■ **Task statement**
Retype the line in which "Read this page and output its text content." appears, then every line after it until the records end. Leave out the pictures.

■ **Data shown**
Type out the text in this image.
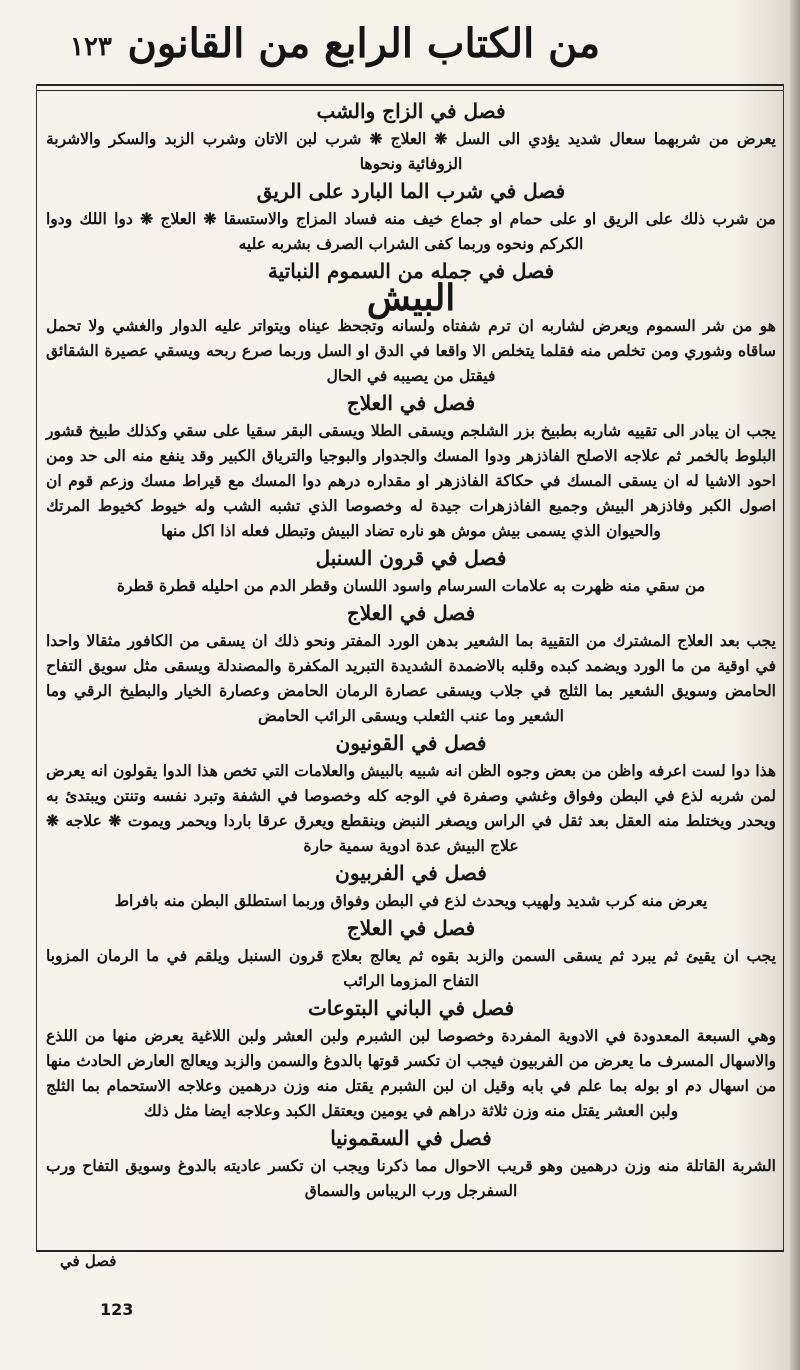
من الكتاب الرابع من القانون
١٢٣
فصل في الزاج والشب

يعرض من شربهما سعال شديد يؤدي الى السل ❋ العلاج ❋ شرب لبن الاتان وشرب الزبد والسكر والاشربة الزوفائية ونحوها

فصل في شرب الما البارد على الريق

من شرب ذلك على الريق او على حمام او جماع خيف منه فساد المزاج والاستسقا ❋ العلاج ❋ دوا اللك ودوا الكركم ونحوه وربما كفى الشراب الصرف بشربه عليه

فصل في جمله من السموم النباتية
البيش

هو من شر السموم ويعرض لشاربه ان ترم شفتاه ولسانه وتجحظ عيناه ويتواتر عليه الدوار والغشي ولا تحمل ساقاه وشوري ومن تخلص منه فقلما يتخلص الا واقعا في الدق او السل وربما صرع ربحه ويسقي عصيرة الشقائق فيقتل من يصيبه في الحال

فصل في العلاج

يجب ان يبادر الى تقييه شاربه بطبيخ بزر الشلجم ويسقى الطلا ويسقى البقر سقيا على سقي وكذلك طبيخ قشور البلوط بالخمر ثم علاجه الاصلح الفاذزهر ودوا المسك والجدوار والبوجيا والترياق الكبير وقد ينفع منه الى حد ومن احود الاشيا له ان يسقى المسك في حكاكة الفاذزهر او مقداره درهم دوا المسك مع قيراط مسك وزعم قوم ان اصول الكبر وفاذزهر البيش وجميع الفاذزهرات جيدة له وخصوصا الذي تشبه الشب وله خيوط كخيوط المرتك والحيوان الذي يسمى بيش موش هو ناره تضاد البيش وتبطل فعله اذا اكل منها

فصل في قرون السنبل

من سقي منه ظهرت به علامات السرسام واسود اللسان وقطر الدم من احليله قطرة قطرة

فصل في العلاج

يجب بعد العلاج المشترك من التقيية بما الشعير بدهن الورد المفتر ونحو ذلك ان يسقى من الكافور مثقالا واحدا في اوقية من ما الورد ويضمد كبده وقلبه بالاضمدة الشديدة التبريد المكفرة والمصندلة ويسقى مثل سويق التفاح الحامض وسويق الشعير بما الثلج في جلاب ويسقى عصارة الرمان الحامض وعصارة الخيار والبطيخ الرقي وما الشعير وما عنب الثعلب ويسقى الرائب الحامض

فصل في القونيون

هذا دوا لست اعرفه واظن من بعض وجوه الظن انه شبيه بالبيش والعلامات التي تخص هذا الدوا يقولون انه يعرض لمن شربه لذع في البطن وفواق وغشي وصفرة في الوجه كله وخصوصا في الشفة وتبرد نفسه وتنتن ويبتدئ به ويحدر ويختلط منه العقل بعد ثقل في الراس ويصغر النبض وينقطع ويعرق عرقا باردا ويحمر ويموت ❋ علاجه ❋ علاج البيش عدة ادوية سمية حارة

فصل في الفربيون

يعرض منه كرب شديد ولهيب ويحدث لذع في البطن وفواق وربما استطلق البطن منه بافراط

فصل في العلاج

يجب ان يقيئ ثم يبرد ثم يسقى السمن والزبد بقوه ثم يعالج بعلاج قرون السنبل ويلقم في ما الرمان المزوبا التفاح المزوما الرائب

فصل في الباني البتوعات

وهي السبعة المعدودة في الادوية المفردة وخصوصا لبن الشبرم ولبن العشر ولبن اللاغية يعرض منها من اللذع والاسهال المسرف ما يعرض من الفربيون فيجب ان تكسر قوتها بالدوغ والسمن والزبد ويعالج العارض الحادث منها من اسهال دم او بوله بما علم في بابه وقيل ان لبن الشبرم يقتل منه وزن درهمين وعلاجه الاستحمام بما الثلج ولبن العشر يقتل منه وزن ثلاثة دراهم في يومين ويعتقل الكبد وعلاجه ايضا مثل ذلك

فصل في السقمونيا

الشربة القاتلة منه وزن درهمين وهو قريب الاحوال مما ذكرنا ويجب ان تكسر عاديته بالدوغ وسويق التفاح ورب السفرجل ورب الريباس والسماق

فصل في
123
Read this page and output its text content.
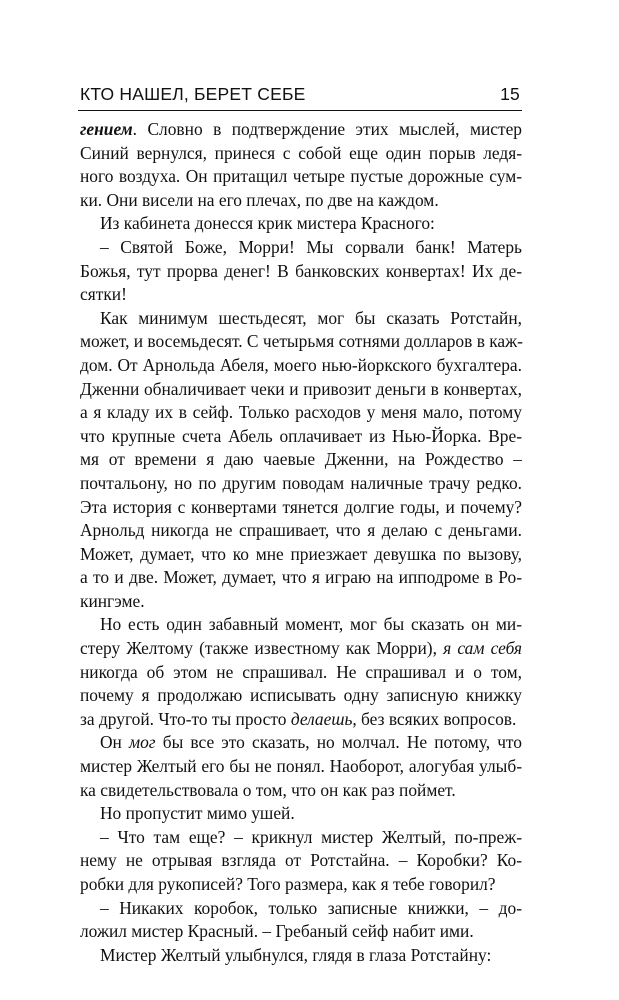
КТО НАШЕЛ, БЕРЕТ СЕБЕ	15
гением. Словно в подтверждение этих мыслей, мистер
Синий вернулся, принеся с собой еще один порыв ледя-
ного воздуха. Он притащил четыре пустые дорожные сум-
ки. Они висели на его плечах, по две на каждом.
Из кабинета донесся крик мистера Красного:
– Святой Боже, Морри! Мы сорвали банк! Матерь
Божья, тут прорва денег! В банковских конвертах! Их де-
сятки!
Как минимум шестьдесят, мог бы сказать Ротстайн,
может, и восемьдесят. С четырьмя сотнями долларов в каж-
дом. От Арнольда Абеля, моего нью-йоркского бухгалтера.
Дженни обналичивает чеки и привозит деньги в конвертах,
а я кладу их в сейф. Только расходов у меня мало, потому
что крупные счета Абель оплачивает из Нью-Йорка. Вре-
мя от времени я даю чаевые Дженни, на Рождество –
почтальону, но по другим поводам наличные трачу редко.
Эта история с конвертами тянется долгие годы, и почему?
Арнольд никогда не спрашивает, что я делаю с деньгами.
Может, думает, что ко мне приезжает девушка по вызову,
а то и две. Может, думает, что я играю на ипподроме в Ро-
кингэме.
Но есть один забавный момент, мог бы сказать он ми-
стеру Желтому (также известному как Морри), я сам себя
никогда об этом не спрашивал. Не спрашивал и о том,
почему я продолжаю исписывать одну записную книжку
за другой. Что-то ты просто делаешь, без всяких вопросов.
Он мог бы все это сказать, но молчал. Не потому, что
мистер Желтый его бы не понял. Наоборот, алогубая улыб-
ка свидетельствовала о том, что он как раз поймет.
Но пропустит мимо ушей.
– Что там еще? – крикнул мистер Желтый, по-преж-
нему не отрывая взгляда от Ротстайна. – Коробки? Ко-
робки для рукописей? Того размера, как я тебе говорил?
– Никаких коробок, только записные книжки, – до-
ложил мистер Красный. – Гребаный сейф набит ими.
Мистер Желтый улыбнулся, глядя в глаза Ротстайну:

■ **Output of the exercise**
Read this page and output its text content.
КТО НАШЕЛ, БЕРЕТ СЕБЕ	15
гением. Словно в подтверждение этих мыслей, мистер
Синий вернулся, принеся с собой еще один порыв ледя-
ного воздуха. Он притащил четыре пустые дорожные сум-
ки. Они висели на его плечах, по две на каждом.
Из кабинета донесся крик мистера Красного:
– Святой Боже, Морри! Мы сорвали банк! Матерь
Божья, тут прорва денег! В банковских конвертах! Их де-
сятки!
Как минимум шестьдесят, мог бы сказать Ротстайн,
может, и восемьдесят. С четырьмя сотнями долларов в каж-
дом. От Арнольда Абеля, моего нью-йоркского бухгалтера.
Дженни обналичивает чеки и привозит деньги в конвертах,
а я кладу их в сейф. Только расходов у меня мало, потому
что крупные счета Абель оплачивает из Нью-Йорка. Вре-
мя от времени я даю чаевые Дженни, на Рождество –
почтальону, но по другим поводам наличные трачу редко.
Эта история с конвертами тянется долгие годы, и почему?
Арнольд никогда не спрашивает, что я делаю с деньгами.
Может, думает, что ко мне приезжает девушка по вызову,
а то и две. Может, думает, что я играю на ипподроме в Ро-
кингэме.
Но есть один забавный момент, мог бы сказать он ми-
стеру Желтому (также известному как Морри), я сам себя
никогда об этом не спрашивал. Не спрашивал и о том,
почему я продолжаю исписывать одну записную книжку
за другой. Что-то ты просто делаешь, без всяких вопросов.
Он мог бы все это сказать, но молчал. Не потому, что
мистер Желтый его бы не понял. Наоборот, алогубая улыб-
ка свидетельствовала о том, что он как раз поймет.
Но пропустит мимо ушей.
– Что там еще? – крикнул мистер Желтый, по-преж-
нему не отрывая взгляда от Ротстайна. – Коробки? Ко-
робки для рукописей? Того размера, как я тебе говорил?
– Никаких коробок, только записные книжки, – до-
ложил мистер Красный. – Гребаный сейф набит ими.
Мистер Желтый улыбнулся, глядя в глаза Ротстайну:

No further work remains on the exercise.